Document layout detection data
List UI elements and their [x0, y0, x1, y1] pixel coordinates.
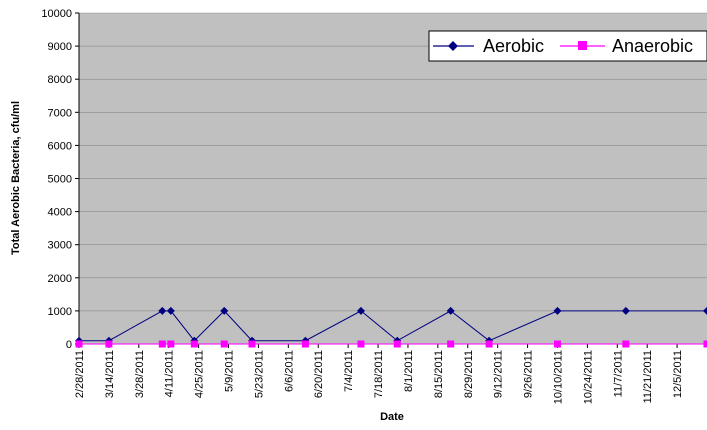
series-layer — [75, 306, 707, 348]
x-tick-label: 9/26/2011 — [523, 350, 535, 398]
data-point-aerobic — [356, 306, 365, 315]
y-tick-label: 8000 — [48, 74, 72, 86]
gridlines — [79, 12, 707, 312]
legend-label-aerobic: Aerobic — [483, 36, 544, 56]
legend-marker-aerobic — [448, 41, 458, 51]
data-point-anaerobic — [485, 340, 493, 348]
y-tick-label: 7000 — [48, 107, 72, 119]
data-point-anaerobic — [167, 340, 175, 348]
y-tick-label: 10000 — [41, 8, 72, 20]
x-tick-label: 3/14/2011 — [104, 350, 116, 398]
data-point-anaerobic — [553, 340, 561, 348]
x-tick-label: 6/20/2011 — [313, 350, 325, 398]
legend: Aerobic Anaerobic — [428, 30, 707, 62]
x-axis-title: Date — [380, 411, 404, 423]
x-tick-label: 10/10/2011 — [552, 350, 564, 404]
x-tick-label: 4/11/2011 — [164, 350, 176, 397]
data-point-anaerobic — [105, 340, 113, 348]
x-tick-label: 2/28/2011 — [74, 350, 86, 398]
x-tick-label: 7/4/2011 — [343, 350, 355, 392]
data-point-aerobic — [220, 306, 229, 315]
legend-marker-anaerobic — [578, 41, 587, 50]
x-tick-label: 9/12/2011 — [493, 350, 505, 398]
y-axis-title: Total Aerobic Bacteria, cfu/ml — [10, 101, 22, 255]
x-tick-label: 11/7/2011 — [612, 350, 624, 397]
y-tick-label: 0 — [66, 339, 72, 351]
x-tick-label: 5/23/2011 — [253, 350, 265, 398]
data-point-anaerobic — [158, 340, 166, 348]
x-tick-label: 8/15/2011 — [433, 350, 445, 398]
y-tick-label: 5000 — [48, 174, 72, 186]
y-tick-labels: 0 1000 2000 3000 4000 5000 6000 7000 8000 9000 100… — [41, 8, 72, 351]
x-tick-label: 5/9/2011 — [224, 350, 236, 392]
data-point-anaerobic — [357, 340, 365, 348]
data-point-anaerobic — [301, 340, 309, 348]
plot-area — [79, 13, 707, 344]
x-tick-label: 4/25/2011 — [194, 350, 206, 398]
data-point-aerobic — [553, 306, 562, 315]
x-tick-label: 11/21/2011 — [642, 350, 654, 403]
data-point-anaerobic — [703, 340, 707, 348]
data-point-anaerobic — [622, 340, 630, 348]
data-point-aerobic — [621, 306, 630, 315]
x-tick-label: 3/28/2011 — [134, 350, 146, 398]
data-point-aerobic — [703, 306, 707, 315]
x-tick-label: 7/18/2011 — [373, 350, 385, 398]
y-tick-label: 9000 — [48, 41, 72, 53]
y-tick-label: 2000 — [48, 273, 72, 285]
data-point-aerobic — [446, 306, 455, 315]
x-tick-labels: 2/28/2011 3/14/2011 3/28/2011 4/11/2011 4/25… — [74, 350, 684, 404]
y-tick-label: 4000 — [48, 207, 72, 219]
data-point-anaerobic — [75, 340, 83, 348]
legend-label-anaerobic: Anaerobic — [612, 36, 693, 56]
data-point-anaerobic — [447, 340, 455, 348]
y-tick-label: 1000 — [48, 306, 72, 318]
data-point-aerobic — [166, 306, 175, 315]
x-tick-label: 12/5/2011 — [672, 350, 684, 398]
y-tick-label: 6000 — [48, 140, 72, 152]
x-tick-label: 10/24/2011 — [582, 350, 594, 404]
data-point-aerobic — [158, 306, 167, 315]
data-point-anaerobic — [248, 340, 256, 348]
data-point-anaerobic — [393, 340, 401, 348]
data-point-anaerobic — [190, 340, 198, 348]
y-tick-label: 3000 — [48, 240, 72, 252]
data-point-anaerobic — [220, 340, 228, 348]
x-tick-label: 8/1/2011 — [403, 350, 415, 392]
x-tick-label: 6/6/2011 — [283, 350, 295, 392]
x-tick-label: 8/29/2011 — [463, 350, 475, 398]
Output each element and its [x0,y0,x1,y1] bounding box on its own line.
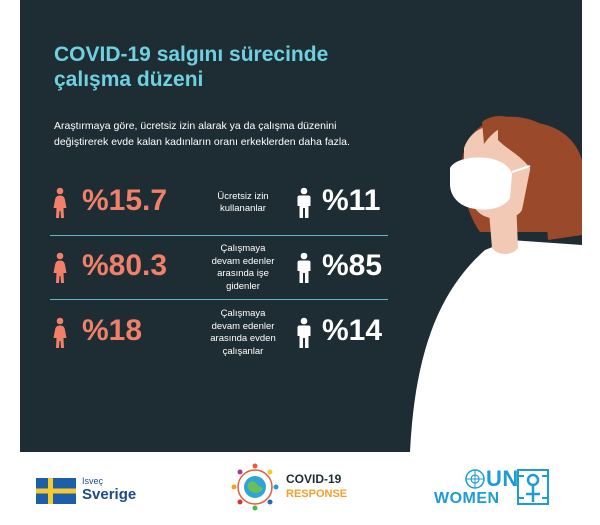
female-person-icon [53,187,67,218]
footer: Isveç Sverige COVID-19 RESPONSE UN WOMEN [20,452,582,525]
male-percentage: %14 [322,314,383,347]
stat-row-going-to-work: %80.3 Çalışmaya devam edenler arasında i… [48,238,388,298]
male-percentage: %11 [322,184,381,217]
un-women-symbol-icon [517,469,549,505]
page-title: COVID-19 salgını sürecinde çalışma düzen… [54,42,414,92]
male-person-icon [297,187,311,218]
sweden-logo: Isveç Sverige [36,472,156,512]
male-person-icon [297,317,311,348]
stat-label-line: çalışanlar [222,345,264,357]
female-percentage: %80.3 [82,249,168,282]
female-percentage: %15.7 [82,184,168,217]
stat-label-line: kullananlar [220,203,266,214]
stat-label-line: devam edenler [211,255,275,267]
stat-label-line: gidenler [226,280,260,292]
stat-label-line: arasında evden [210,333,276,344]
sweden-small-text: Isveç [82,476,104,486]
un-women-logo: UN WOMEN [434,466,574,512]
sweden-flag-icon [36,478,76,504]
covid-response-logo: COVID-19 RESPONSE [230,462,370,514]
stat-label-line: Ücretsiz izin [217,190,269,202]
un-text: UN [486,466,519,491]
stat-label: Çalışmaya devam edenler arasında işe gid… [198,238,288,298]
stat-row-unpaid-leave: %15.7 Ücretsiz izin kullananlar %11 [48,173,388,233]
female-percentage: %18 [82,314,143,347]
row-divider [50,299,388,300]
un-emblem-icon [465,469,485,489]
intro-text: Araştırmaya göre, ücretsiz izin alarak y… [54,118,414,150]
masked-woman-illustration [410,116,582,452]
stat-label: Çalışmaya devam edenler arasında evden ç… [198,303,288,363]
women-text: WOMEN [434,490,500,507]
stat-label-line: Çalışmaya [220,243,266,254]
title-line-2: çalışma düzeni [54,68,204,91]
infographic-card: COVID-19 salgını sürecinde çalışma düzen… [20,0,582,452]
title-line-1: COVID-19 salgını sürecinde [54,43,329,66]
covid-line-2: RESPONSE [286,488,348,500]
stat-label-line: arasında işe [217,268,269,279]
virus-globe-icon [231,463,279,511]
female-person-icon [53,252,67,283]
row-divider [50,235,388,236]
female-person-icon [53,317,67,348]
stat-label-line: Çalışmaya [220,308,266,319]
stat-row-working-from-home: %18 Çalışmaya devam edenler arasında evd… [48,303,388,363]
intro-line-1: Araştırmaya göre, ücretsiz izin alarak y… [54,120,337,132]
sweden-big-text: Sverige [82,486,137,503]
male-percentage: %85 [322,249,383,282]
intro-line-2: değiştirerek evde kalan kadınların oranı… [54,136,350,148]
covid-line-1: COVID-19 [286,472,342,486]
stat-label: Ücretsiz izin kullananlar [198,173,288,233]
stat-label-line: devam edenler [211,320,275,332]
male-person-icon [297,252,311,283]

*Instructions for the task*. The records are given above. Copy each line in them that holds "salgını".

*Written answer*.
page-title: COVID-19 salgını sürecinde çalışma düzen… [54,42,414,92]
infographic-card: COVID-19 salgını sürecinde çalışma düzen… [20,0,582,452]
title-line-1: COVID-19 salgını sürecinde [54,43,329,66]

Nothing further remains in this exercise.